→ STATED EXERCISE: Check the listing below for lines that hold "phased". How many are there? Please give only the number.

→ SOURCE MATERIAL:
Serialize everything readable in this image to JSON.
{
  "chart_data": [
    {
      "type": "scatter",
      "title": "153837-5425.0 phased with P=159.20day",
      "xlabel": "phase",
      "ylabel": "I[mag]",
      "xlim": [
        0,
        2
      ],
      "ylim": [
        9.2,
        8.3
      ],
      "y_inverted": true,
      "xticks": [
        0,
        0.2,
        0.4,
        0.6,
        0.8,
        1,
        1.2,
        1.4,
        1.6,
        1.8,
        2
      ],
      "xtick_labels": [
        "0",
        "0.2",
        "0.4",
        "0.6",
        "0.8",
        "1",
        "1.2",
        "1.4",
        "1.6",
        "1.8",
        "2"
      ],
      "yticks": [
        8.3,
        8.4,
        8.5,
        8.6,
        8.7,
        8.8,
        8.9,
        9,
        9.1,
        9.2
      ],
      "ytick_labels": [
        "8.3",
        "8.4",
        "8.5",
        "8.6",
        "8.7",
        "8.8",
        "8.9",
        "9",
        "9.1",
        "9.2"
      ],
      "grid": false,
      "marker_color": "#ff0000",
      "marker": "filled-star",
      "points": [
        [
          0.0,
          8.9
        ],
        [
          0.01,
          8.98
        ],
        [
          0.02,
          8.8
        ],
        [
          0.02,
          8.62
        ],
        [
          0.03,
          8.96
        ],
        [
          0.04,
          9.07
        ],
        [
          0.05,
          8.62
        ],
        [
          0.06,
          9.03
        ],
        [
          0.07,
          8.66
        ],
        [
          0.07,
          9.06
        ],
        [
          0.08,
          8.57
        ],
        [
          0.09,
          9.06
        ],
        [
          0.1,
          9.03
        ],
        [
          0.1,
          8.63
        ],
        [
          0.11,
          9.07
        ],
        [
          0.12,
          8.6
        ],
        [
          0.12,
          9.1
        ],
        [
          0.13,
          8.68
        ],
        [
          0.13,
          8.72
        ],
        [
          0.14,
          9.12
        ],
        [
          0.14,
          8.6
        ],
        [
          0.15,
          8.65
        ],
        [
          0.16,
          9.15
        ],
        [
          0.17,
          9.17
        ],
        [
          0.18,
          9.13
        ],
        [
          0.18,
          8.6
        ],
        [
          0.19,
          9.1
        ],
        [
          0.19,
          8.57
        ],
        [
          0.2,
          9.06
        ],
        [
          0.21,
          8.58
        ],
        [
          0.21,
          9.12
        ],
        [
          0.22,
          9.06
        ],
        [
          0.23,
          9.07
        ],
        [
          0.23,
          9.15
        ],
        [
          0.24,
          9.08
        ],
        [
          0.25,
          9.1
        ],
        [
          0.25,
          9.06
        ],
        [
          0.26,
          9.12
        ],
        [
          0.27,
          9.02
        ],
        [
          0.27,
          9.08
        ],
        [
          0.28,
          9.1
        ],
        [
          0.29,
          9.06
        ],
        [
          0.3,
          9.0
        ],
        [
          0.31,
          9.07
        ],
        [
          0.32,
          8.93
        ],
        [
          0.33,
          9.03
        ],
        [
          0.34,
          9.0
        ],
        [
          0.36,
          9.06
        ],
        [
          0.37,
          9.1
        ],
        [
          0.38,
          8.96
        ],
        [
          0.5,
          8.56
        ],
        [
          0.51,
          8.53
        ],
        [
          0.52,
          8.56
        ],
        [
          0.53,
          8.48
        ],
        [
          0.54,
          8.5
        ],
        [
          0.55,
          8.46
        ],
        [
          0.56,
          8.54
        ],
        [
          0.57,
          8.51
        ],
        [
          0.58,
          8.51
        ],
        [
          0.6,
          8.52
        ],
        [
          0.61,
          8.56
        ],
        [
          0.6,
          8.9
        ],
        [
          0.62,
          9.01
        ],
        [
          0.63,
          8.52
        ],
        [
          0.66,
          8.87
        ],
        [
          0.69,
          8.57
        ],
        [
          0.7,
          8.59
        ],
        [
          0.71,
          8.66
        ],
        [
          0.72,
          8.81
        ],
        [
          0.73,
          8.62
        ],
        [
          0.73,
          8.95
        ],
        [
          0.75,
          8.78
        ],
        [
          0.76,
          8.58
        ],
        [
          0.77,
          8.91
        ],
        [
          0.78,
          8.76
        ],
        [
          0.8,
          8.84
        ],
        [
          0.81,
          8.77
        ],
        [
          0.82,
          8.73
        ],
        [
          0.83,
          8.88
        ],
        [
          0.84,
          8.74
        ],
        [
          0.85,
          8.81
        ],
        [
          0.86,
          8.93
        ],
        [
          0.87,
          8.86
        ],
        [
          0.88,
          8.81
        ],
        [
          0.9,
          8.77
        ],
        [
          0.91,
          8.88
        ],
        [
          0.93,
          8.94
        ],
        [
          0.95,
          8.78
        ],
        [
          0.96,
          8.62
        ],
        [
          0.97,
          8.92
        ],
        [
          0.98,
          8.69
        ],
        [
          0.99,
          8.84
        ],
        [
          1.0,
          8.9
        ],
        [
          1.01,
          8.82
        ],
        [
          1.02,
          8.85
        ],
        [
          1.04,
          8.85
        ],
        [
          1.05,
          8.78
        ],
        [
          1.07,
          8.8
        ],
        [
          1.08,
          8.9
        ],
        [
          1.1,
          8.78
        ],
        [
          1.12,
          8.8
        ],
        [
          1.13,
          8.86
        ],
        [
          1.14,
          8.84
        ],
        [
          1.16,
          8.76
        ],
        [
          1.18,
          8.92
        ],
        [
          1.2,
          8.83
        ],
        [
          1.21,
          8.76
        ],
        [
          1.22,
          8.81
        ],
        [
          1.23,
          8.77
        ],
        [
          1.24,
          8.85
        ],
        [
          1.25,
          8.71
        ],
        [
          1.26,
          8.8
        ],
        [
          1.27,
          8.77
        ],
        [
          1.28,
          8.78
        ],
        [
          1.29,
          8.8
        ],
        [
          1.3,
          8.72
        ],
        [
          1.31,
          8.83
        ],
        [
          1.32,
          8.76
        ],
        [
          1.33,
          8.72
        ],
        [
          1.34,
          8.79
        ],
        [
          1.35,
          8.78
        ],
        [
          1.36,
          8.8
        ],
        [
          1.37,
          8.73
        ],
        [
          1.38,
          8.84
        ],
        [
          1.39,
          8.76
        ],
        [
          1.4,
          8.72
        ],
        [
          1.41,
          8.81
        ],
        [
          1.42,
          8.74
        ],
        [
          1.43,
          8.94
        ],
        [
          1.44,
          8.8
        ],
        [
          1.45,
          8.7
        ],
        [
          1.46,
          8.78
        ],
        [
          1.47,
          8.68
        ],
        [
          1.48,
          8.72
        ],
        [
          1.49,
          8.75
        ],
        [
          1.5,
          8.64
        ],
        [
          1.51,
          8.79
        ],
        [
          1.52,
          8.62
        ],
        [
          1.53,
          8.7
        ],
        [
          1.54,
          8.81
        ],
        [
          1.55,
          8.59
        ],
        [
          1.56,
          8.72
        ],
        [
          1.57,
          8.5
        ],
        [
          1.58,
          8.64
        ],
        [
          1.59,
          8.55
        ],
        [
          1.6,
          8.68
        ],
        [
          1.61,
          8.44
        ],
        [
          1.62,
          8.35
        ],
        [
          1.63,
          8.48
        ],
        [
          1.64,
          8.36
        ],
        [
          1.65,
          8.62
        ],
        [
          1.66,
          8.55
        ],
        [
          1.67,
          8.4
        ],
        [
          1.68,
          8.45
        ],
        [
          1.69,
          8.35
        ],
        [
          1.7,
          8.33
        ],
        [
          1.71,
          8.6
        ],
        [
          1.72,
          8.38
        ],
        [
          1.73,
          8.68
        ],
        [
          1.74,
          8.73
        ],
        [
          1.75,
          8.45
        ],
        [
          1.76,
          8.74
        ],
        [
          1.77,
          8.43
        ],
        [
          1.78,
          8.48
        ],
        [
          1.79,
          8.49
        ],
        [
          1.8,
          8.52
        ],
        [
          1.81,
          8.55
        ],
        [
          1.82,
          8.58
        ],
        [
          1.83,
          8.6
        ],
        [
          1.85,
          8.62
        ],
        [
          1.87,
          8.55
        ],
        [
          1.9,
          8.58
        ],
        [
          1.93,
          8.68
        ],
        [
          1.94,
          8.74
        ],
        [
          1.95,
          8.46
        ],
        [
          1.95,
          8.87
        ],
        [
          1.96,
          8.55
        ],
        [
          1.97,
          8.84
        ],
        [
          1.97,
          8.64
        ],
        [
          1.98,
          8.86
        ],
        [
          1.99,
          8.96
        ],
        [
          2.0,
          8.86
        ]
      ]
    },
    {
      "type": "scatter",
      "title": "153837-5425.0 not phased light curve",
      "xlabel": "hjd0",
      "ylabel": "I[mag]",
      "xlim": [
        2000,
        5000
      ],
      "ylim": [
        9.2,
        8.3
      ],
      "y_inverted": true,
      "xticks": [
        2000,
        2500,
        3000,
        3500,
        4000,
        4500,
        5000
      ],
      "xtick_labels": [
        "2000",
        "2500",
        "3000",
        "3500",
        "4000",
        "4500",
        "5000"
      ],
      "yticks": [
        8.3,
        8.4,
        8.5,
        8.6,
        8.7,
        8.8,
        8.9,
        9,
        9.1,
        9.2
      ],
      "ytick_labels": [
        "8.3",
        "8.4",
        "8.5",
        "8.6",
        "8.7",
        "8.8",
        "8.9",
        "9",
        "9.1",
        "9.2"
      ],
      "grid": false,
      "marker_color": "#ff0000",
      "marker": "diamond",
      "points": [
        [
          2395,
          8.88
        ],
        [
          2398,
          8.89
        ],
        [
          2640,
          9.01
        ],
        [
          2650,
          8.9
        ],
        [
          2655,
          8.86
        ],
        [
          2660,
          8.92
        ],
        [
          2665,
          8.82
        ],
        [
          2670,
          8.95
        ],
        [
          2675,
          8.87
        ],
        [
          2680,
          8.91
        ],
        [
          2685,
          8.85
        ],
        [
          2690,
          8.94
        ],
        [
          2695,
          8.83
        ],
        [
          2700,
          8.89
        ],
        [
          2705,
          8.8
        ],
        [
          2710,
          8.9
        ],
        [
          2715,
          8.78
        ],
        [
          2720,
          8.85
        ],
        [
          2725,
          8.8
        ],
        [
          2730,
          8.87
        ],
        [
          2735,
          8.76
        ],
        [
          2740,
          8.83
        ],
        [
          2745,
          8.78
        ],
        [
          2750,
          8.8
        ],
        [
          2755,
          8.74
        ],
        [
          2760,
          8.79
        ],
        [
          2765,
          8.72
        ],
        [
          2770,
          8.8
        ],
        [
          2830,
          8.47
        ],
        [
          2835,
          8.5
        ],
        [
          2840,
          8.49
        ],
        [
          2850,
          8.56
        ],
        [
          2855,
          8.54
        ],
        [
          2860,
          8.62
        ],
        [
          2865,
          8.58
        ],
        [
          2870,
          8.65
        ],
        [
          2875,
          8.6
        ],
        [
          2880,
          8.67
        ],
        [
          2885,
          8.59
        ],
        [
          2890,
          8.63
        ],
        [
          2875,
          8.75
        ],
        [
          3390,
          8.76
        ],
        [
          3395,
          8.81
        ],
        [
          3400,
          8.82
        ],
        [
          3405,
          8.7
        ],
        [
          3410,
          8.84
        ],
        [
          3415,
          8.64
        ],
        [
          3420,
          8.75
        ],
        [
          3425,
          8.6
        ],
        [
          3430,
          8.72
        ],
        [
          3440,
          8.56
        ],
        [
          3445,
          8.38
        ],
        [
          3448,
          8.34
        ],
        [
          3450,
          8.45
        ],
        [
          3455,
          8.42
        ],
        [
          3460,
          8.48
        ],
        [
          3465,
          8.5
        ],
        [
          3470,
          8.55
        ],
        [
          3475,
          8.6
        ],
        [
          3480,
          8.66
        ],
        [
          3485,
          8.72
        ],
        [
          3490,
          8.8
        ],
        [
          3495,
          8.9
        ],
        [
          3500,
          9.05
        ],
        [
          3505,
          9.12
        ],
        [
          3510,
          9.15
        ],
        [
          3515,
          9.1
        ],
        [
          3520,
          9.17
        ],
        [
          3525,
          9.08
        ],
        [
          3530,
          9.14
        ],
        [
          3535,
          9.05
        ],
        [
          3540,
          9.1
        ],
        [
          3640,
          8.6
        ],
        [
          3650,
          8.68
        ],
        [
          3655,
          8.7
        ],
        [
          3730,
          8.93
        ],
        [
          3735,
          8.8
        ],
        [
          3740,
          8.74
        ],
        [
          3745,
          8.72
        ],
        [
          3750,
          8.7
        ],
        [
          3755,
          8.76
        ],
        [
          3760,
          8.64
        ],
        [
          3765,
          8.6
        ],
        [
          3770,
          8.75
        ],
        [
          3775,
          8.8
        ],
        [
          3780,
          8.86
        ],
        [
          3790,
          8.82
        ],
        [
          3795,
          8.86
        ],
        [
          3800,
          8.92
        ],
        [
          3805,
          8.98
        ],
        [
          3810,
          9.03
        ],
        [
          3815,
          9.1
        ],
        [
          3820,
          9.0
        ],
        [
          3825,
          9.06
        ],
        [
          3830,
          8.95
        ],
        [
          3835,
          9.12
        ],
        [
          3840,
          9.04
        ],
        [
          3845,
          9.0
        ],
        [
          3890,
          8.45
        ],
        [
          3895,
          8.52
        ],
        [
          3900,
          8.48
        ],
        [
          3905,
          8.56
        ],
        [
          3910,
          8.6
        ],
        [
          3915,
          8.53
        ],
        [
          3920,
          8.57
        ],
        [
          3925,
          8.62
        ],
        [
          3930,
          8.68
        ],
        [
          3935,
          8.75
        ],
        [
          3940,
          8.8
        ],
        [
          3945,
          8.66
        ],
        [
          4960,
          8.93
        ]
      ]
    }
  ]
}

→ ANSWER FOR THE TASK: 2